┌──

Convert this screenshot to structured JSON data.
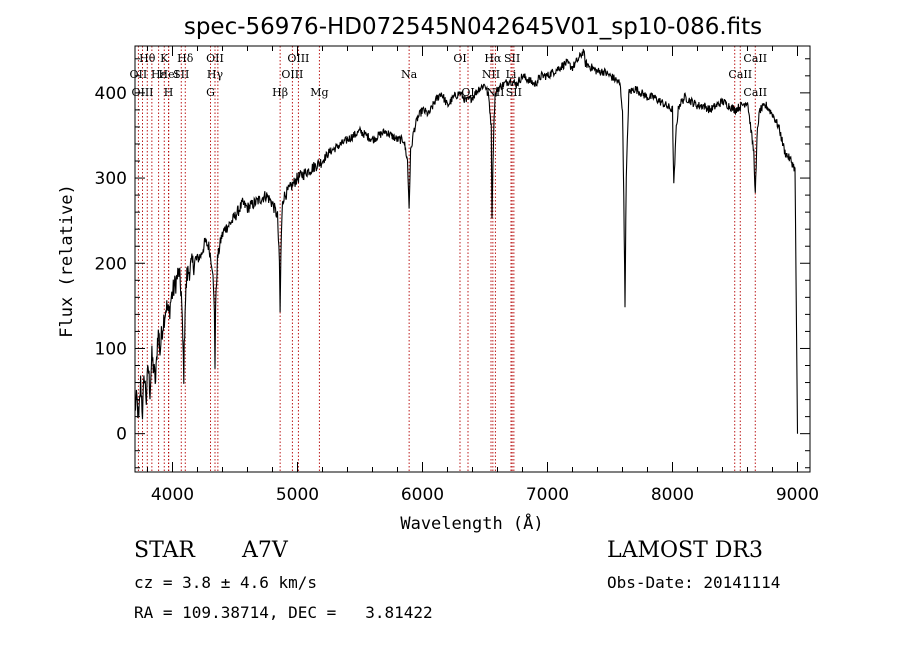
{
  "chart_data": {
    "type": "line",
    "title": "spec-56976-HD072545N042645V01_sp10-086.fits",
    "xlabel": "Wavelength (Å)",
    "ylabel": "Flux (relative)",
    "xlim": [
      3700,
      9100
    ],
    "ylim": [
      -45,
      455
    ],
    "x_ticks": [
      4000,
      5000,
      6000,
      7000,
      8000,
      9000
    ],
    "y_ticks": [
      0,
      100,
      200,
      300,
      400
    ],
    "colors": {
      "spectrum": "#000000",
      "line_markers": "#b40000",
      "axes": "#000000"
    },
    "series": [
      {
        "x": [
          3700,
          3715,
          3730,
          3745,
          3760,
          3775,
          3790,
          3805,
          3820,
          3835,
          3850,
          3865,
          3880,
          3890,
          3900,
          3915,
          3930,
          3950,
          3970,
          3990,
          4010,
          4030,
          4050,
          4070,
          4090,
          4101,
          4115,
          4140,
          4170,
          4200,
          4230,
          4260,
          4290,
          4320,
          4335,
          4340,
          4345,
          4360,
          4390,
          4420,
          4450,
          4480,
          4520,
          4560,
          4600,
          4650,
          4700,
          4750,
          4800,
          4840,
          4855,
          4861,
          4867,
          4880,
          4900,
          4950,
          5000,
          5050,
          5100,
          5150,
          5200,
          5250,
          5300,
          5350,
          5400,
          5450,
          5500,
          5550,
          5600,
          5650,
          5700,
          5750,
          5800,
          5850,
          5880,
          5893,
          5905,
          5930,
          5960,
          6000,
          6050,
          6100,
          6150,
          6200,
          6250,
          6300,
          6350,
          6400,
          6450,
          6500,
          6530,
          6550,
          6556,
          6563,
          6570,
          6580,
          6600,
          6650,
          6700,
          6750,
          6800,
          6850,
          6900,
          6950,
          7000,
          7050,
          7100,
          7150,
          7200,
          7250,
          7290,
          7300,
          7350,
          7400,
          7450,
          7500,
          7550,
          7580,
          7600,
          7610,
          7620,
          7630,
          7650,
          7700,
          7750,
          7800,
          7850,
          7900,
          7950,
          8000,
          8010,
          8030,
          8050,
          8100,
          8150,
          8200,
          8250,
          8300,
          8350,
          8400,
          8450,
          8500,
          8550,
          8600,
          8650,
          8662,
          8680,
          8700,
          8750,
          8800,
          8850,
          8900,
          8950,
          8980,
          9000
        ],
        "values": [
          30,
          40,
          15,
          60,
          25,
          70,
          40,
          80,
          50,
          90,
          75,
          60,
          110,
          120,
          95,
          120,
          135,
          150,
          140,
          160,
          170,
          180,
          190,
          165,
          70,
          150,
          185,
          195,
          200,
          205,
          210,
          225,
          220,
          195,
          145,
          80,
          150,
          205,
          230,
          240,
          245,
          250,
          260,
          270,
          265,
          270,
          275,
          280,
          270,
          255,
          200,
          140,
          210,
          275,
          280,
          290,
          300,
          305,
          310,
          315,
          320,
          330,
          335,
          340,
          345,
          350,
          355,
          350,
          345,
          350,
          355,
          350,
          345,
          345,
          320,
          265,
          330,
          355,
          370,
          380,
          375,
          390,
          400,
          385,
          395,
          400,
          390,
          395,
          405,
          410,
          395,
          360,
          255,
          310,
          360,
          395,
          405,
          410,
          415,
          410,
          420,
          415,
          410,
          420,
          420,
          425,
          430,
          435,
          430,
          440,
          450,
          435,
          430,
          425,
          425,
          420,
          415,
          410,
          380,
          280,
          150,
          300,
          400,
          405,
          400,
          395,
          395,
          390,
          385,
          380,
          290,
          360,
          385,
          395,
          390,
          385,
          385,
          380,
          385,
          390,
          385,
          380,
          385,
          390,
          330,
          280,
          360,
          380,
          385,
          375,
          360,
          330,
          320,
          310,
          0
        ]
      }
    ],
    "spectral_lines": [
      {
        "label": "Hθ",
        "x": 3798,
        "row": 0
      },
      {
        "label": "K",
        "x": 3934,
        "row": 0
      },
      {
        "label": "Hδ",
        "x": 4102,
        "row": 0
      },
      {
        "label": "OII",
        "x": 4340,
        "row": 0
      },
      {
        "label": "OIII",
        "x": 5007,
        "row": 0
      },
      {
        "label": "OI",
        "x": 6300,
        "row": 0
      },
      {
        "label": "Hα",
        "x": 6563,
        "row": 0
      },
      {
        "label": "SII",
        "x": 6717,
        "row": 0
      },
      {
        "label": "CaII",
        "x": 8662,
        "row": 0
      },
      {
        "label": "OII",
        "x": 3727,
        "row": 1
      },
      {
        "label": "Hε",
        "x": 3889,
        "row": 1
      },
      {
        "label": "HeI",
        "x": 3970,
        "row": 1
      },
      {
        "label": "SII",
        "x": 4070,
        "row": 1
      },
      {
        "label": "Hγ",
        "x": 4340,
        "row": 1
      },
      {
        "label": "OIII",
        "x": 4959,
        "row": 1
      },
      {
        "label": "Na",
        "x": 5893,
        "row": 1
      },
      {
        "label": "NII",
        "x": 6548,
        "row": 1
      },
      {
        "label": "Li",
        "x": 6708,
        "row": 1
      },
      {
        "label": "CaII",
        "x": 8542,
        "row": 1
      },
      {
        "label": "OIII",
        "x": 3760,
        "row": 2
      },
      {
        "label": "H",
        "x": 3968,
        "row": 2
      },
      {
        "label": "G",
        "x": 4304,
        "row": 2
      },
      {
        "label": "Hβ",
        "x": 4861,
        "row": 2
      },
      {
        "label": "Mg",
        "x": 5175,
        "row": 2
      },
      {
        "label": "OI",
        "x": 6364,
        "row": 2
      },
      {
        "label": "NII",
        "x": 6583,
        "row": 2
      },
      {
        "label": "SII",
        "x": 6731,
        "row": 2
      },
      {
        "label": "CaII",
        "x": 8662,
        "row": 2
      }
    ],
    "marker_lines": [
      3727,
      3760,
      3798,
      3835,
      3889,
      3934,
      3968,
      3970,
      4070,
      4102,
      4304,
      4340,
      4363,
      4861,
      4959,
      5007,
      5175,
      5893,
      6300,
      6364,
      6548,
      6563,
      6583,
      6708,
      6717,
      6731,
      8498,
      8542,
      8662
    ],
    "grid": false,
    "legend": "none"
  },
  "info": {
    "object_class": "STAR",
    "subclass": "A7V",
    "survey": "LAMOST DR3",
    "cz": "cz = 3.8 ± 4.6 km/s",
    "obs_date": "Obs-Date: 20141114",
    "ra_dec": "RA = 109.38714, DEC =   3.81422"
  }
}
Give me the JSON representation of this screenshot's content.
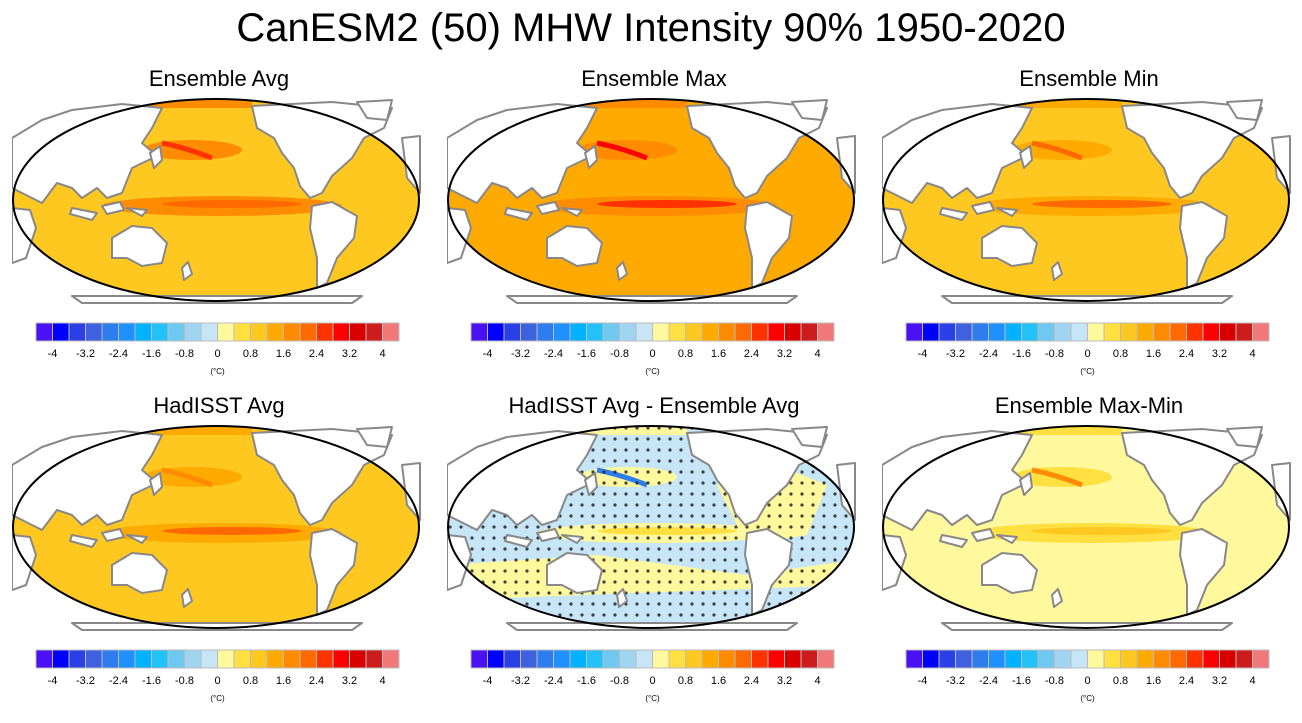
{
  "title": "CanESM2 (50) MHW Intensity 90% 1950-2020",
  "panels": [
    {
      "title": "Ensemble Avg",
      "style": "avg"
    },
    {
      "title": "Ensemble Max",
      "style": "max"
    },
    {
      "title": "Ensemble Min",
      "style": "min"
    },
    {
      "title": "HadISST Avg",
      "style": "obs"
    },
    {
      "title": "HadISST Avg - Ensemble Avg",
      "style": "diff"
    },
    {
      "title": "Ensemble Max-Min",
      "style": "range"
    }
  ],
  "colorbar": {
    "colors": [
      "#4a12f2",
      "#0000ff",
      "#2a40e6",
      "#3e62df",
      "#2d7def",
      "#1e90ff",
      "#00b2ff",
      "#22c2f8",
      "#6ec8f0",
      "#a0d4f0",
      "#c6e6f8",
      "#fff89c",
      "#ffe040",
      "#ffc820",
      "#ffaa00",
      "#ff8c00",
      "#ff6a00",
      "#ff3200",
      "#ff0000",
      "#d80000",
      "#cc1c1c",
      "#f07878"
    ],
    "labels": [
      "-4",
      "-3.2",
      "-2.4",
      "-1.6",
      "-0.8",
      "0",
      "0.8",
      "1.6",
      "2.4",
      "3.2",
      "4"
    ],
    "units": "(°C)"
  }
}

└──

#### [What is expected]
Omit any images, then output the listing exactly.

#### [Result for this exercise]
Convert this screenshot to structured JSON data.
{
  "chart_data": {
    "type": "line",
    "title": "spec-56976-HD072545N042645V01_sp10-086.fits",
    "xlabel": "Wavelength (Å)",
    "ylabel": "Flux (relative)",
    "xlim": [
      3700,
      9100
    ],
    "ylim": [
      -45,
      455
    ],
    "x_ticks": [
      4000,
      5000,
      6000,
      7000,
      8000,
      9000
    ],
    "y_ticks": [
      0,
      100,
      200,
      300,
      400
    ],
    "colors": {
      "spectrum": "#000000",
      "line_markers": "#b40000",
      "axes": "#000000"
    },
    "series": [
      {
        "x": [
          3700,
          3715,
          3730,
          3745,
          3760,
          3775,
          3790,
          3805,
          3820,
          3835,
          3850,
          3865,
          3880,
          3890,
          3900,
          3915,
          3930,
          3950,
          3970,
          3990,
          4010,
          4030,
          4050,
          4070,
          4090,
          4101,
          4115,
          4140,
          4170,
          4200,
          4230,
          4260,
          4290,
          4320,
          4335,
          4340,
          4345,
          4360,
          4390,
          4420,
          4450,
          4480,
          4520,
          4560,
          4600,
          4650,
          4700,
          4750,
          4800,
          4840,
          4855,
          4861,
          4867,
          4880,
          4900,
          4950,
          5000,
          5050,
          5100,
          5150,
          5200,
          5250,
          5300,
          5350,
          5400,
          5450,
          5500,
          5550,
          5600,
          5650,
          5700,
          5750,
          5800,
          5850,
          5880,
          5893,
          5905,
          5930,
          5960,
          6000,
          6050,
          6100,
          6150,
          6200,
          6250,
          6300,
          6350,
          6400,
          6450,
          6500,
          6530,
          6550,
          6556,
          6563,
          6570,
          6580,
          6600,
          6650,
          6700,
          6750,
          6800,
          6850,
          6900,
          6950,
          7000,
          7050,
          7100,
          7150,
          7200,
          7250,
          7290,
          7300,
          7350,
          7400,
          7450,
          7500,
          7550,
          7580,
          7600,
          7610,
          7620,
          7630,
          7650,
          7700,
          7750,
          7800,
          7850,
          7900,
          7950,
          8000,
          8010,
          8030,
          8050,
          8100,
          8150,
          8200,
          8250,
          8300,
          8350,
          8400,
          8450,
          8500,
          8550,
          8600,
          8650,
          8662,
          8680,
          8700,
          8750,
          8800,
          8850,
          8900,
          8950,
          8980,
          9000
        ],
        "values": [
          30,
          40,
          15,
          60,
          25,
          70,
          40,
          80,
          50,
          90,
          75,
          60,
          110,
          120,
          95,
          120,
          135,
          150,
          140,
          160,
          170,
          180,
          190,
          165,
          70,
          150,
          185,
          195,
          200,
          205,
          210,
          225,
          220,
          195,
          145,
          80,
          150,
          205,
          230,
          240,
          245,
          250,
          260,
          270,
          265,
          270,
          275,
          280,
          270,
          255,
          200,
          140,
          210,
          275,
          280,
          290,
          300,
          305,
          310,
          315,
          320,
          330,
          335,
          340,
          345,
          350,
          355,
          350,
          345,
          350,
          355,
          350,
          345,
          345,
          320,
          265,
          330,
          355,
          370,
          380,
          375,
          390,
          400,
          385,
          395,
          400,
          390,
          395,
          405,
          410,
          395,
          360,
          255,
          310,
          360,
          395,
          405,
          410,
          415,
          410,
          420,
          415,
          410,
          420,
          420,
          425,
          430,
          435,
          430,
          440,
          450,
          435,
          430,
          425,
          425,
          420,
          415,
          410,
          380,
          280,
          150,
          300,
          400,
          405,
          400,
          395,
          395,
          390,
          385,
          380,
          290,
          360,
          385,
          395,
          390,
          385,
          385,
          380,
          385,
          390,
          385,
          380,
          385,
          390,
          330,
          280,
          360,
          380,
          385,
          375,
          360,
          330,
          320,
          310,
          0
        ]
      }
    ],
    "spectral_lines": [
      {
        "label": "Hθ",
        "x": 3798,
        "row": 0
      },
      {
        "label": "K",
        "x": 3934,
        "row": 0
      },
      {
        "label": "Hδ",
        "x": 4102,
        "row": 0
      },
      {
        "label": "OII",
        "x": 4340,
        "row": 0
      },
      {
        "label": "OIII",
        "x": 5007,
        "row": 0
      },
      {
        "label": "OI",
        "x": 6300,
        "row": 0
      },
      {
        "label": "Hα",
        "x": 6563,
        "row": 0
      },
      {
        "label": "SII",
        "x": 6717,
        "row": 0
      },
      {
        "label": "CaII",
        "x": 8662,
        "row": 0
      },
      {
        "label": "OII",
        "x": 3727,
        "row": 1
      },
      {
        "label": "Hε",
        "x": 3889,
        "row": 1
      },
      {
        "label": "HeI",
        "x": 3970,
        "row": 1
      },
      {
        "label": "SII",
        "x": 4070,
        "row": 1
      },
      {
        "label": "Hγ",
        "x": 4340,
        "row": 1
      },
      {
        "label": "OIII",
        "x": 4959,
        "row": 1
      },
      {
        "label": "Na",
        "x": 5893,
        "row": 1
      },
      {
        "label": "NII",
        "x": 6548,
        "row": 1
      },
      {
        "label": "Li",
        "x": 6708,
        "row": 1
      },
      {
        "label": "CaII",
        "x": 8542,
        "row": 1
      },
      {
        "label": "OIII",
        "x": 3760,
        "row": 2
      },
      {
        "label": "H",
        "x": 3968,
        "row": 2
      },
      {
        "label": "G",
        "x": 4304,
        "row": 2
      },
      {
        "label": "Hβ",
        "x": 4861,
        "row": 2
      },
      {
        "label": "Mg",
        "x": 5175,
        "row": 2
      },
      {
        "label": "OI",
        "x": 6364,
        "row": 2
      },
      {
        "label": "NII",
        "x": 6583,
        "row": 2
      },
      {
        "label": "SII",
        "x": 6731,
        "row": 2
      },
      {
        "label": "CaII",
        "x": 8662,
        "row": 2
      }
    ],
    "marker_lines": [
      3727,
      3760,
      3798,
      3835,
      3889,
      3934,
      3968,
      3970,
      4070,
      4102,
      4304,
      4340,
      4363,
      4861,
      4959,
      5007,
      5175,
      5893,
      6300,
      6364,
      6548,
      6563,
      6583,
      6708,
      6717,
      6731,
      8498,
      8542,
      8662
    ],
    "grid": false,
    "legend": "none"
  },
  "info": {
    "object_class": "STAR",
    "subclass": "A7V",
    "survey": "LAMOST DR3",
    "cz": "cz = 3.8 ± 4.6 km/s",
    "obs_date": "Obs-Date: 20141114",
    "ra_dec": "RA = 109.38714, DEC =   3.81422"
  }
}
Give me the JSON representation of this screenshot's content.
{
  "title": "CanESM2 (50) MHW Intensity 90% 1950-2020",
  "panels": [
    {
      "title": "Ensemble Avg",
      "style": "avg"
    },
    {
      "title": "Ensemble Max",
      "style": "max"
    },
    {
      "title": "Ensemble Min",
      "style": "min"
    },
    {
      "title": "HadISST Avg",
      "style": "obs"
    },
    {
      "title": "HadISST Avg - Ensemble Avg",
      "style": "diff"
    },
    {
      "title": "Ensemble Max-Min",
      "style": "range"
    }
  ],
  "colorbar": {
    "colors": [
      "#4a12f2",
      "#0000ff",
      "#2a40e6",
      "#3e62df",
      "#2d7def",
      "#1e90ff",
      "#00b2ff",
      "#22c2f8",
      "#6ec8f0",
      "#a0d4f0",
      "#c6e6f8",
      "#fff89c",
      "#ffe040",
      "#ffc820",
      "#ffaa00",
      "#ff8c00",
      "#ff6a00",
      "#ff3200",
      "#ff0000",
      "#d80000",
      "#cc1c1c",
      "#f07878"
    ],
    "labels": [
      "-4",
      "-3.2",
      "-2.4",
      "-1.6",
      "-0.8",
      "0",
      "0.8",
      "1.6",
      "2.4",
      "3.2",
      "4"
    ],
    "units": "(°C)"
  }
}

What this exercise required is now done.